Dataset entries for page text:
++++++++++

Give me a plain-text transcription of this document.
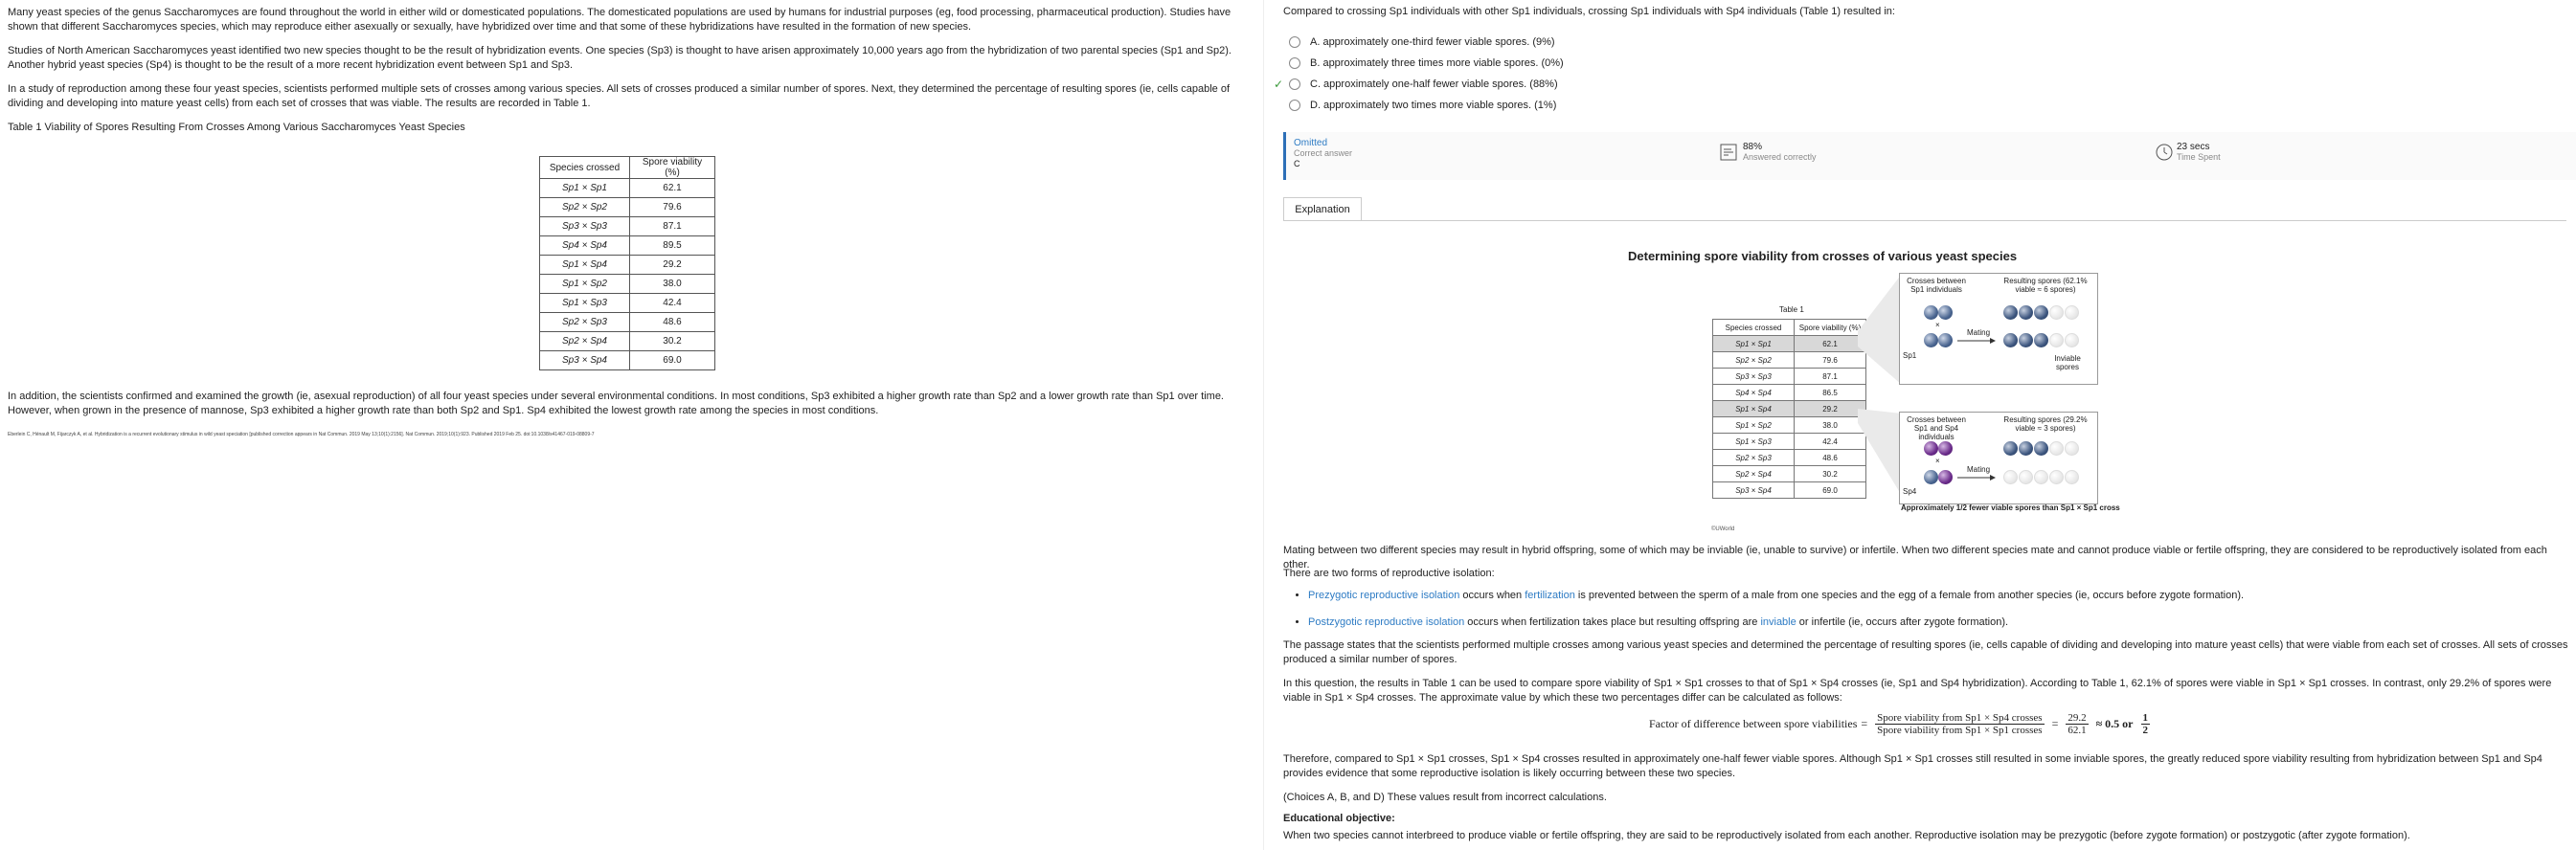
Many yeast species of the genus Saccharomyces are found throughout the world in either wild or domesticated populations. The domesticated populations are used by humans for industrial purposes (eg, food processing, pharmaceutical production). Studies have shown that different Saccharomyces species, which may reproduce either asexually or sexually, have hybridized over time and that some of these hybridizations have resulted in the formation of new species.

Studies of North American Saccharomyces yeast identified two new species thought to be the result of hybridization events. One species (Sp3) is thought to have arisen approximately 10,000 years ago from the hybridization of two parental species (Sp1 and Sp2). Another hybrid yeast species (Sp4) is thought to be the result of a more recent hybridization event between Sp1 and Sp3.

In a study of reproduction among these four yeast species, scientists performed multiple sets of crosses among various species. All sets of crosses produced a similar number of spores. Next, they determined the percentage of resulting spores (ie, cells capable of dividing and developing into mature yeast cells) from each set of crosses that was viable. The results are recorded in Table 1.

Table 1 Viability of Spores Resulting From Crosses Among Various Saccharomyces Yeast Species

Species crossed	Spore viability (%)
Sp1 × Sp1	62.1
Sp2 × Sp2	79.6
Sp3 × Sp3	87.1
Sp4 × Sp4	89.5
Sp1 × Sp4	29.2
Sp1 × Sp2	38.0
Sp1 × Sp3	42.4
Sp2 × Sp3	48.6
Sp2 × Sp4	30.2
Sp3 × Sp4	69.0

In addition, the scientists confirmed and examined the growth (ie, asexual reproduction) of all four yeast species under several environmental conditions. In most conditions, Sp3 exhibited a higher growth rate than Sp2 and a lower growth rate than Sp1 over time. However, when grown in the presence of mannose, Sp3 exhibited a higher growth rate than both Sp2 and Sp1. Sp4 exhibited the lowest growth rate among the species in most conditions.

Eberlein C, Hénault M, Fijarczyk A, et al. Hybridization is a recurrent evolutionary stimulus in wild yeast speciation [published correction appears in Nat Commun. 2019 May 13;10(1):2156]. Nat Commun. 2019;10(1):923. Published 2019 Feb 25. doi:10.1038/s41467-019-08809-7
Compared to crossing Sp1 individuals with other Sp1 individuals, crossing Sp1 individuals with Sp4 individuals (Table 1) resulted in:
✓
A. approximately one-third fewer viable spores. (9%)
B. approximately three times more viable spores. (0%)
C. approximately one-half fewer viable spores. (88%)
D. approximately two times more viable spores. (1%)
Omitted
Correct answer
C
88%
Answered correctly
23 secs
Time Spent
Explanation
Determining spore viability from crosses of various yeast species
Table 1
Species crossed	Spore viability (%)
Sp1 × Sp1	62.1
Sp2 × Sp2	79.6
Sp3 × Sp3	87.1
Sp4 × Sp4	86.5
Sp1 × Sp4	29.2
Sp1 × Sp2	38.0
Sp1 × Sp3	42.4
Sp2 × Sp3	48.6
Sp2 × Sp4	30.2
Sp3 × Sp4	69.0
Crosses between Sp1 individuals
Resulting spores (62.1% viable ≈ 6 spores)
×
Sp1
Mating
Inviable spores
Crosses between Sp1 and Sp4 individuals
Resulting spores (29.2% viable ≈ 3 spores)
×
Sp4
Mating
Approximately 1/2 fewer viable spores than Sp1 × Sp1 cross
©UWorld
Mating between two different species may result in hybrid offspring, some of which may be inviable (ie, unable to survive) or infertile. When two different species mate and cannot produce viable or fertile offspring, they are considered to be reproductively isolated from each other.
There are two forms of reproductive isolation:
• Prezygotic reproductive isolation occurs when fertilization is prevented between the sperm of a male from one species and the egg of a female from another species (ie, occurs before zygote formation).
• Postzygotic reproductive isolation occurs when fertilization takes place but resulting offspring are inviable or infertile (ie, occurs after zygote formation).
The passage states that the scientists performed multiple crosses among various yeast species and determined the percentage of resulting spores (ie, cells capable of dividing and developing into mature yeast cells) that were viable from each set of crosses. All sets of crosses produced a similar number of spores.
In this question, the results in Table 1 can be used to compare spore viability of Sp1 × Sp1 crosses to that of Sp1 × Sp4 crosses (ie, Sp1 and Sp4 hybridization). According to Table 1, 62.1% of spores were viable in Sp1 × Sp1 crosses. In contrast, only 29.2% of spores were viable in Sp1 × Sp4 crosses. The approximate value by which these two percentages differ can be calculated as follows:
Factor of difference between spore viabilities = $\frac{\text{Spore viability from Sp1 × Sp4 crosses}}{\text{Spore viability from Sp1 × Sp1 crosses}} = \frac{29.2}{62.1} \approx 0.5$ or $\frac{1}{2}$
Therefore, compared to Sp1 × Sp1 crosses, Sp1 × Sp4 crosses resulted in approximately one-half fewer viable spores. Although Sp1 × Sp1 crosses still resulted in some inviable spores, the greatly reduced spore viability resulting from hybridization between Sp1 and Sp4 provides evidence that some reproductive isolation is likely occurring between these two species.
(Choices A, B, and D) These values result from incorrect calculations.
Educational objective:
When two species cannot interbreed to produce viable or fertile offspring, they are said to be reproductively isolated from each another. Reproductive isolation may be prezygotic (before zygote formation) or postzygotic (after zygote formation).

++++++++++

Write every record out again exactly as written. Pictures don't belong in the copy.

* [Written solution]:
Give me a plain-text transcription of this document.
Many yeast species of the genus Saccharomyces are found throughout the world in either wild or domesticated populations. The domesticated populations are used by humans for industrial purposes (eg, food processing, pharmaceutical production). Studies have shown that different Saccharomyces species, which may reproduce either asexually or sexually, have hybridized over time and that some of these hybridizations have resulted in the formation of new species.

Studies of North American Saccharomyces yeast identified two new species thought to be the result of hybridization events. One species (Sp3) is thought to have arisen approximately 10,000 years ago from the hybridization of two parental species (Sp1 and Sp2). Another hybrid yeast species (Sp4) is thought to be the result of a more recent hybridization event between Sp1 and Sp3.

In a study of reproduction among these four yeast species, scientists performed multiple sets of crosses among various species. All sets of crosses produced a similar number of spores. Next, they determined the percentage of resulting spores (ie, cells capable of dividing and developing into mature yeast cells) from each set of crosses that was viable. The results are recorded in Table 1.

Table 1 Viability of Spores Resulting From Crosses Among Various Saccharomyces Yeast Species

Species crossed	Spore viability (%)
Sp1 × Sp1	62.1
Sp2 × Sp2	79.6
Sp3 × Sp3	87.1
Sp4 × Sp4	89.5
Sp1 × Sp4	29.2
Sp1 × Sp2	38.0
Sp1 × Sp3	42.4
Sp2 × Sp3	48.6
Sp2 × Sp4	30.2
Sp3 × Sp4	69.0

In addition, the scientists confirmed and examined the growth (ie, asexual reproduction) of all four yeast species under several environmental conditions. In most conditions, Sp3 exhibited a higher growth rate than Sp2 and a lower growth rate than Sp1 over time. However, when grown in the presence of mannose, Sp3 exhibited a higher growth rate than both Sp2 and Sp1. Sp4 exhibited the lowest growth rate among the species in most conditions.

Eberlein C, Hénault M, Fijarczyk A, et al. Hybridization is a recurrent evolutionary stimulus in wild yeast speciation [published correction appears in Nat Commun. 2019 May 13;10(1):2156]. Nat Commun. 2019;10(1):923. Published 2019 Feb 25. doi:10.1038/s41467-019-08809-7
Compared to crossing Sp1 individuals with other Sp1 individuals, crossing Sp1 individuals with Sp4 individuals (Table 1) resulted in:
✓
A. approximately one-third fewer viable spores. (9%)
B. approximately three times more viable spores. (0%)
C. approximately one-half fewer viable spores. (88%)
D. approximately two times more viable spores. (1%)
Omitted
Correct answer
C
88%
Answered correctly
23 secs
Time Spent
Explanation
Determining spore viability from crosses of various yeast species
Table 1
Species crossed	Spore viability (%)
Sp1 × Sp1	62.1
Sp2 × Sp2	79.6
Sp3 × Sp3	87.1
Sp4 × Sp4	86.5
Sp1 × Sp4	29.2
Sp1 × Sp2	38.0
Sp1 × Sp3	42.4
Sp2 × Sp3	48.6
Sp2 × Sp4	30.2
Sp3 × Sp4	69.0
Crosses between Sp1 individuals
Resulting spores (62.1% viable ≈ 6 spores)
×
Sp1
Mating
Inviable spores
Crosses between Sp1 and Sp4 individuals
Resulting spores (29.2% viable ≈ 3 spores)
×
Sp4
Mating
Approximately 1/2 fewer viable spores than Sp1 × Sp1 cross
©UWorld
Mating between two different species may result in hybrid offspring, some of which may be inviable (ie, unable to survive) or infertile. When two different species mate and cannot produce viable or fertile offspring, they are considered to be reproductively isolated from each other.
There are two forms of reproductive isolation:
• Prezygotic reproductive isolation occurs when fertilization is prevented between the sperm of a male from one species and the egg of a female from another species (ie, occurs before zygote formation).
• Postzygotic reproductive isolation occurs when fertilization takes place but resulting offspring are inviable or infertile (ie, occurs after zygote formation).
The passage states that the scientists performed multiple crosses among various yeast species and determined the percentage of resulting spores (ie, cells capable of dividing and developing into mature yeast cells) that were viable from each set of crosses. All sets of crosses produced a similar number of spores.
In this question, the results in Table 1 can be used to compare spore viability of Sp1 × Sp1 crosses to that of Sp1 × Sp4 crosses (ie, Sp1 and Sp4 hybridization). According to Table 1, 62.1% of spores were viable in Sp1 × Sp1 crosses. In contrast, only 29.2% of spores were viable in Sp1 × Sp4 crosses. The approximate value by which these two percentages differ can be calculated as follows:
Factor of difference between spore viabilities = $\frac{\text{Spore viability from Sp1 × Sp4 crosses}}{\text{Spore viability from Sp1 × Sp1 crosses}} = \frac{29.2}{62.1} \approx 0.5$ or $\frac{1}{2}$
Therefore, compared to Sp1 × Sp1 crosses, Sp1 × Sp4 crosses resulted in approximately one-half fewer viable spores. Although Sp1 × Sp1 crosses still resulted in some inviable spores, the greatly reduced spore viability resulting from hybridization between Sp1 and Sp4 provides evidence that some reproductive isolation is likely occurring between these two species.
(Choices A, B, and D) These values result from incorrect calculations.
Educational objective:
When two species cannot interbreed to produce viable or fertile offspring, they are said to be reproductively isolated from each another. Reproductive isolation may be prezygotic (before zygote formation) or postzygotic (after zygote formation).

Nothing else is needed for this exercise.